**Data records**
---
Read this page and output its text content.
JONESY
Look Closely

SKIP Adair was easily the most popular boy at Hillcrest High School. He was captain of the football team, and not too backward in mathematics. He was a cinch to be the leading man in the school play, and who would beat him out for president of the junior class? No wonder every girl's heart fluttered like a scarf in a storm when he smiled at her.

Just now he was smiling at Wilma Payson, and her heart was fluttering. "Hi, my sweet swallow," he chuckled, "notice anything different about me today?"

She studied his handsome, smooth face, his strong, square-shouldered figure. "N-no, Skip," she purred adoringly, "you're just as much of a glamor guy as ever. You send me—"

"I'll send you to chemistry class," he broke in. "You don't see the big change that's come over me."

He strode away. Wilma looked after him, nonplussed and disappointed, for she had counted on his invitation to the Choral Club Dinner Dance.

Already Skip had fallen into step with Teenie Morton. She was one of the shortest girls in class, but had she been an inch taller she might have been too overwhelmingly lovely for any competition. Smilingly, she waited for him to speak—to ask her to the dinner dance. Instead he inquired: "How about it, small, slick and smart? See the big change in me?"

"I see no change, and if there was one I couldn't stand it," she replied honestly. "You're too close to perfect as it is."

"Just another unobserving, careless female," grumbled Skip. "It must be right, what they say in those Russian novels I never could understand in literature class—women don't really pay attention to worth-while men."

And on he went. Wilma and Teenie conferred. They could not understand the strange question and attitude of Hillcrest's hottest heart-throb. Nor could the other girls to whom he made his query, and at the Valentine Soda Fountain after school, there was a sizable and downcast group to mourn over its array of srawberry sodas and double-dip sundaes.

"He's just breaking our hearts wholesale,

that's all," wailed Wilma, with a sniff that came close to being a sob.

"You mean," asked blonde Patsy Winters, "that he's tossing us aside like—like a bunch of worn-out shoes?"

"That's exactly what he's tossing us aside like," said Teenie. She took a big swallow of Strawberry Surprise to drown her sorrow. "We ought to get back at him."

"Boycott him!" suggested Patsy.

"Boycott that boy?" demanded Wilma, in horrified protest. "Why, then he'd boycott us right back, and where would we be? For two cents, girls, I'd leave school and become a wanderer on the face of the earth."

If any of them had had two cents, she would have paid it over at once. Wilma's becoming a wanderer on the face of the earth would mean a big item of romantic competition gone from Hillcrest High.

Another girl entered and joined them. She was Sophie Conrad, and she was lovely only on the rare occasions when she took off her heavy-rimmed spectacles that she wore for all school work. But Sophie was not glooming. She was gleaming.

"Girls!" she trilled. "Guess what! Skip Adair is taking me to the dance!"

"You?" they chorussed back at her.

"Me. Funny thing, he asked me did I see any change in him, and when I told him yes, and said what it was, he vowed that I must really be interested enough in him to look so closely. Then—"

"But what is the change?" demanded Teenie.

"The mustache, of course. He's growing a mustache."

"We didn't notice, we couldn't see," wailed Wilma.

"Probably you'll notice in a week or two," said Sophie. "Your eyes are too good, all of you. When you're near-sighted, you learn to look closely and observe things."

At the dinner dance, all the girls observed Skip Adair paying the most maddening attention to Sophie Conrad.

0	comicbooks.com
---
The lines above should be duplicated exactly.

**ANSWER TO THE PROBLEM**
Read this page and output its text content.
JONESY
Look Closely

SKIP Adair was easily the most popular boy at Hillcrest High School. He was captain of the football team, and not too backward in mathematics. He was a cinch to be the leading man in the school play, and who would beat him out for president of the junior class? No wonder every girl's heart fluttered like a scarf in a storm when he smiled at her.

Just now he was smiling at Wilma Payson, and her heart was fluttering. "Hi, my sweet swallow," he chuckled, "notice anything different about me today?"

She studied his handsome, smooth face, his strong, square-shouldered figure. "N-no, Skip," she purred adoringly, "you're just as much of a glamor guy as ever. You send me—"

"I'll send you to chemistry class," he broke in. "You don't see the big change that's come over me."

He strode away. Wilma looked after him, nonplussed and disappointed, for she had counted on his invitation to the Choral Club Dinner Dance.

Already Skip had fallen into step with Teenie Morton. She was one of the shortest girls in class, but had she been an inch taller she might have been too overwhelmingly lovely for any competition. Smilingly, she waited for him to speak—to ask her to the dinner dance. Instead he inquired: "How about it, small, slick and smart? See the big change in me?"

"I see no change, and if there was one I couldn't stand it," she replied honestly. "You're too close to perfect as it is."

"Just another unobserving, careless female," grumbled Skip. "It must be right, what they say in those Russian novels I never could understand in literature class—women don't really pay attention to worth-while men."

And on he went. Wilma and Teenie conferred. They could not understand the strange question and attitude of Hillcrest's hottest heart-throb. Nor could the other girls to whom he made his query, and at the Valentine Soda Fountain after school, there was a sizable and downcast group to mourn over its array of srawberry sodas and double-dip sundaes.

"He's just breaking our hearts wholesale,

that's all," wailed Wilma, with a sniff that came close to being a sob.

"You mean," asked blonde Patsy Winters, "that he's tossing us aside like—like a bunch of worn-out shoes?"

"That's exactly what he's tossing us aside like," said Teenie. She took a big swallow of Strawberry Surprise to drown her sorrow. "We ought to get back at him."

"Boycott him!" suggested Patsy.

"Boycott that boy?" demanded Wilma, in horrified protest. "Why, then he'd boycott us right back, and where would we be? For two cents, girls, I'd leave school and become a wanderer on the face of the earth."

If any of them had had two cents, she would have paid it over at once. Wilma's becoming a wanderer on the face of the earth would mean a big item of romantic competition gone from Hillcrest High.

Another girl entered and joined them. She was Sophie Conrad, and she was lovely only on the rare occasions when she took off her heavy-rimmed spectacles that she wore for all school work. But Sophie was not glooming. She was gleaming.

"Girls!" she trilled. "Guess what! Skip Adair is taking me to the dance!"

"You?" they chorussed back at her.

"Me. Funny thing, he asked me did I see any change in him, and when I told him yes, and said what it was, he vowed that I must really be interested enough in him to look so closely. Then—"

"But what is the change?" demanded Teenie.

"The mustache, of course. He's growing a mustache."

"We didn't notice, we couldn't see," wailed Wilma.

"Probably you'll notice in a week or two," said Sophie. "Your eyes are too good, all of you. When you're near-sighted, you learn to look closely and observe things."

At the dinner dance, all the girls observed Skip Adair paying the most maddening attention to Sophie Conrad.

0	comicbooks.com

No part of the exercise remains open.